- _GIVEN PROBLEM_:
Copy each line of the listing below exactly.

- _EXTRACTED INFORMATION_:
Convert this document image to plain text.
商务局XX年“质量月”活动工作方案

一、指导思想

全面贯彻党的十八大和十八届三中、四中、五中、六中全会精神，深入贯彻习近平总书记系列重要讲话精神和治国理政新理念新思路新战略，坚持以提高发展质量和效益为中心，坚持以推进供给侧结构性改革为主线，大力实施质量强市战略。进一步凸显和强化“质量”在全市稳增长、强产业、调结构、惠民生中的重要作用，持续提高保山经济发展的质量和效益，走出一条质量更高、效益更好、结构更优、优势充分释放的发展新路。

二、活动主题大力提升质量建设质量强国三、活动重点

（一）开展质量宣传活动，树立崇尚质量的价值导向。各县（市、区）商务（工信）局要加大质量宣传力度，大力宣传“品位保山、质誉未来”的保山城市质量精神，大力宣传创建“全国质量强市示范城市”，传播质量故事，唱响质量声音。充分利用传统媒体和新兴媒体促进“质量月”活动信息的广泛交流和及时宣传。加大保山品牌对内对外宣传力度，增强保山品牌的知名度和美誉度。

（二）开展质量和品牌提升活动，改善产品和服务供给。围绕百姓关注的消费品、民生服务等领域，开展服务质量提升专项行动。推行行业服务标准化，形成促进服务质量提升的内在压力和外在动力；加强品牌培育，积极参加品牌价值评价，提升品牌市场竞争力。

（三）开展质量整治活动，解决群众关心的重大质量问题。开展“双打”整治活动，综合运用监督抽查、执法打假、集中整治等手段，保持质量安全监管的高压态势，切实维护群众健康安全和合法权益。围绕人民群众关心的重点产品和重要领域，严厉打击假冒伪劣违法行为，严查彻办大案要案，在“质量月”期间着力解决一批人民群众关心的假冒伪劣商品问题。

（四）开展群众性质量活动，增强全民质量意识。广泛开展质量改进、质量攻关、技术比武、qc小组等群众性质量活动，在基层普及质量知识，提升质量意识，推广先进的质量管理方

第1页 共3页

- _WRITTEN RESPONSE_:
Convert this document image to plain text.
商务局XX年“质量月”活动工作方案

一、指导思想

全面贯彻党的十八大和十八届三中、四中、五中、六中全会精神，深入贯彻习近平总书记系列重要讲话精神和治国理政新理念新思路新战略，坚持以提高发展质量和效益为中心，坚持以推进供给侧结构性改革为主线，大力实施质量强市战略。进一步凸显和强化“质量”在全市稳增长、强产业、调结构、惠民生中的重要作用，持续提高保山经济发展的质量和效益，走出一条质量更高、效益更好、结构更优、优势充分释放的发展新路。

二、活动主题大力提升质量建设质量强国三、活动重点

（一）开展质量宣传活动，树立崇尚质量的价值导向。各县（市、区）商务（工信）局要加大质量宣传力度，大力宣传“品位保山、质誉未来”的保山城市质量精神，大力宣传创建“全国质量强市示范城市”，传播质量故事，唱响质量声音。充分利用传统媒体和新兴媒体促进“质量月”活动信息的广泛交流和及时宣传。加大保山品牌对内对外宣传力度，增强保山品牌的知名度和美誉度。

（二）开展质量和品牌提升活动，改善产品和服务供给。围绕百姓关注的消费品、民生服务等领域，开展服务质量提升专项行动。推行行业服务标准化，形成促进服务质量提升的内在压力和外在动力；加强品牌培育，积极参加品牌价值评价，提升品牌市场竞争力。

（三）开展质量整治活动，解决群众关心的重大质量问题。开展“双打”整治活动，综合运用监督抽查、执法打假、集中整治等手段，保持质量安全监管的高压态势，切实维护群众健康安全和合法权益。围绕人民群众关心的重点产品和重要领域，严厉打击假冒伪劣违法行为，严查彻办大案要案，在“质量月”期间着力解决一批人民群众关心的假冒伪劣商品问题。

（四）开展群众性质量活动，增强全民质量意识。广泛开展质量改进、质量攻关、技术比武、qc小组等群众性质量活动，在基层普及质量知识，提升质量意识，推广先进的质量管理方

第1页 共3页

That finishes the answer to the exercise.